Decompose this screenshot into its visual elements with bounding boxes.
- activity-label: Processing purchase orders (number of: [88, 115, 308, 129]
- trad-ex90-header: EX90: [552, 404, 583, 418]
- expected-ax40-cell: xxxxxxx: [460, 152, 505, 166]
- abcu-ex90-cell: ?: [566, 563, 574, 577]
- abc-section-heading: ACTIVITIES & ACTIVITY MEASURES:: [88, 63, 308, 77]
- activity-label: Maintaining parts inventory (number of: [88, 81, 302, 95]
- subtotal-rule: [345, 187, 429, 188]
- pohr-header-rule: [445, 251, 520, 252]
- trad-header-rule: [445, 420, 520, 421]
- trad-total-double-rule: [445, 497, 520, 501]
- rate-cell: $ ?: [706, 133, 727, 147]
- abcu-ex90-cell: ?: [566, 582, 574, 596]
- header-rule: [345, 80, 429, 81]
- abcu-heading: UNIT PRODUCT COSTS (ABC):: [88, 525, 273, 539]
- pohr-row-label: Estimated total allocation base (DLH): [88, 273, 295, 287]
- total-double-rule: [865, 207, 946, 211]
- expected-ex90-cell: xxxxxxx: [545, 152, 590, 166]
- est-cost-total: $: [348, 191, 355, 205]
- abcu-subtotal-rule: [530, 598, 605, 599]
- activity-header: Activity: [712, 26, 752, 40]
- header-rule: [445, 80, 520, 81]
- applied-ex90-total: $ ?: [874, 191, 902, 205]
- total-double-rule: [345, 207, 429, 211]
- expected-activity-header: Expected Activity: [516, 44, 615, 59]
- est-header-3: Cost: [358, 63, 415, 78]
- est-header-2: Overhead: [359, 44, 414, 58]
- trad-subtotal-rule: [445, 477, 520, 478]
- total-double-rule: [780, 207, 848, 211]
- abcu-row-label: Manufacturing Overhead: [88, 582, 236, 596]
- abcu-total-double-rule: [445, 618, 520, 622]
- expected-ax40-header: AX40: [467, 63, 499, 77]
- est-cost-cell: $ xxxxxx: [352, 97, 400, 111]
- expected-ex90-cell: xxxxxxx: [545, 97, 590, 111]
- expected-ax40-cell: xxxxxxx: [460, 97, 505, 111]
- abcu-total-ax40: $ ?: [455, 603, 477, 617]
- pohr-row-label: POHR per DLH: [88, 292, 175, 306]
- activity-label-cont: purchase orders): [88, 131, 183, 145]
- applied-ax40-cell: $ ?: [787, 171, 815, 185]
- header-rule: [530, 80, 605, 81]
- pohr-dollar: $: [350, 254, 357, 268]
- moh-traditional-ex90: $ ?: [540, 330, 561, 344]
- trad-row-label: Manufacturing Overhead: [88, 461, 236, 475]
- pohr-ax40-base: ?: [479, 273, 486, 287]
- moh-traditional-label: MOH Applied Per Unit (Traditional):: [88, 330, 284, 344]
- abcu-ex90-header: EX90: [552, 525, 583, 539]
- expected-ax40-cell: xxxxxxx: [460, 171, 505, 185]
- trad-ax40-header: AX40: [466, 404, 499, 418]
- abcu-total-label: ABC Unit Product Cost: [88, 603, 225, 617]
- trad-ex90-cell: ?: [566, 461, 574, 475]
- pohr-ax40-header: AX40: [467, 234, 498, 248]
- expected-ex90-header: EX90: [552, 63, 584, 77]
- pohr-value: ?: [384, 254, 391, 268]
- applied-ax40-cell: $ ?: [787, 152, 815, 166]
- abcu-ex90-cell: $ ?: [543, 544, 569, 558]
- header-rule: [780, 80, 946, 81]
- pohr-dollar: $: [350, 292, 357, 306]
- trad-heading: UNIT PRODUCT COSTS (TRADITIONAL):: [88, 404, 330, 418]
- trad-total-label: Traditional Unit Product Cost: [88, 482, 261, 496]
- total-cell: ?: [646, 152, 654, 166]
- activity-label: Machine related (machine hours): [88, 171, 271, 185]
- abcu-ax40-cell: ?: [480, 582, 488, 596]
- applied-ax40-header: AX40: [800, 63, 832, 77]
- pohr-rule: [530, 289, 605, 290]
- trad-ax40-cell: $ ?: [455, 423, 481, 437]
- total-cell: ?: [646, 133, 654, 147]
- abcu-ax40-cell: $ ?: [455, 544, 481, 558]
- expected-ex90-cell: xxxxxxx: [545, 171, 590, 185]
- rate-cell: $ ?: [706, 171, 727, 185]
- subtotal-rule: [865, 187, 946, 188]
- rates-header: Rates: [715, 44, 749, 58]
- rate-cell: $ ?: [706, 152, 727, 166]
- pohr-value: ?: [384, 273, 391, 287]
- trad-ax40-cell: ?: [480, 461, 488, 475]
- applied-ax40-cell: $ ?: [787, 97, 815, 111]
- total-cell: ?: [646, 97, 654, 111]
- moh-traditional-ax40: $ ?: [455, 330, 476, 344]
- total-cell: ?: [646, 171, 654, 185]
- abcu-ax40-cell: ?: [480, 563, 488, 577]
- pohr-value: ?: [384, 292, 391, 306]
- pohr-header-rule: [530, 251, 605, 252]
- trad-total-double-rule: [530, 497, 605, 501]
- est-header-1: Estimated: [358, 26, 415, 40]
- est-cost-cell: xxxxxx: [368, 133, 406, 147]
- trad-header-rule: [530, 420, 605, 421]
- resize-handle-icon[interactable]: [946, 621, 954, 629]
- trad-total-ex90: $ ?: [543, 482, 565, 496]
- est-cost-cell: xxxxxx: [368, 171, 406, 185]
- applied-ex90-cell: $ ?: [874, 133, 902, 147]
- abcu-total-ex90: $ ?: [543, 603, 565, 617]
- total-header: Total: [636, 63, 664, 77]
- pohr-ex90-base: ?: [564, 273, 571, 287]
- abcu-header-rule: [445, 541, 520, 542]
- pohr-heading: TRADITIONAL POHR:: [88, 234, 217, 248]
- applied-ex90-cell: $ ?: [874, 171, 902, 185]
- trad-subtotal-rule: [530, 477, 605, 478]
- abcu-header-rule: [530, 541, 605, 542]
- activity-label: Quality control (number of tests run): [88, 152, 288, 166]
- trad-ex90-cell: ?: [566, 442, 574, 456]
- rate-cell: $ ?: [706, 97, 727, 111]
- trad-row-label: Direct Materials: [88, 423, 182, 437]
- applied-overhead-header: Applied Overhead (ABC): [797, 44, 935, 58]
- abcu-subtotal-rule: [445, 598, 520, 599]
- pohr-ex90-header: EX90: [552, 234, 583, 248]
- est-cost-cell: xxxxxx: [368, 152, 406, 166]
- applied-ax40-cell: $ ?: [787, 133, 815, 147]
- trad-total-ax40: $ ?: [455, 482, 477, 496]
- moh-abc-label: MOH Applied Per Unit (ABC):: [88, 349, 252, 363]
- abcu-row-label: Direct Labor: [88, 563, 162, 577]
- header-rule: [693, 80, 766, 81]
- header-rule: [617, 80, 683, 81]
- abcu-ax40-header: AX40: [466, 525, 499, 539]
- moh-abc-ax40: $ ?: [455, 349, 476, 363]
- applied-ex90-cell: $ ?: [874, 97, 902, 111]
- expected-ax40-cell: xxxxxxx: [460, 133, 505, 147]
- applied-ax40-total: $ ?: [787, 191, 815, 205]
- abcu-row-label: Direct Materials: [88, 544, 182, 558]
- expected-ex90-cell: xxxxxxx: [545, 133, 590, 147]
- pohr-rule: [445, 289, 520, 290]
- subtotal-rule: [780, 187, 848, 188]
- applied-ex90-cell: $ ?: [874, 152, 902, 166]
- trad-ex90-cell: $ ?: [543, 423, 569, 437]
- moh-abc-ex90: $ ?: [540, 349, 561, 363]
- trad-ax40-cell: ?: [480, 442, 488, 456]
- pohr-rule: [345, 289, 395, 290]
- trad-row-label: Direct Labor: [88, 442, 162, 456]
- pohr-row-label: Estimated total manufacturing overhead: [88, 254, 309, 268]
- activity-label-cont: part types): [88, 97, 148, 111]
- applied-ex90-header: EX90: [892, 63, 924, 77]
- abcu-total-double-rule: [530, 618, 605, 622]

::::::

Rewrite the rows above as a numbered list, from the start of the rows through the line containing "- subtotal-rule: [345, 187, 429, 188]", with both ends included and blank lines omitted.

Output of the task -
1. Decompose this screenshot into its visual elements with bounding boxes.
2. - activity-label: Processing purchase orders (number of: [88, 115, 308, 129]
3. - trad-ex90-header: EX90: [552, 404, 583, 418]
4. - expected-ax40-cell: xxxxxxx: [460, 152, 505, 166]
5. - abcu-ex90-cell: ?: [566, 563, 574, 577]
6. - abc-section-heading: ACTIVITIES & ACTIVITY MEASURES:: [88, 63, 308, 77]
7. - activity-label: Maintaining parts inventory (number of: [88, 81, 302, 95]
8. - subtotal-rule: [345, 187, 429, 188]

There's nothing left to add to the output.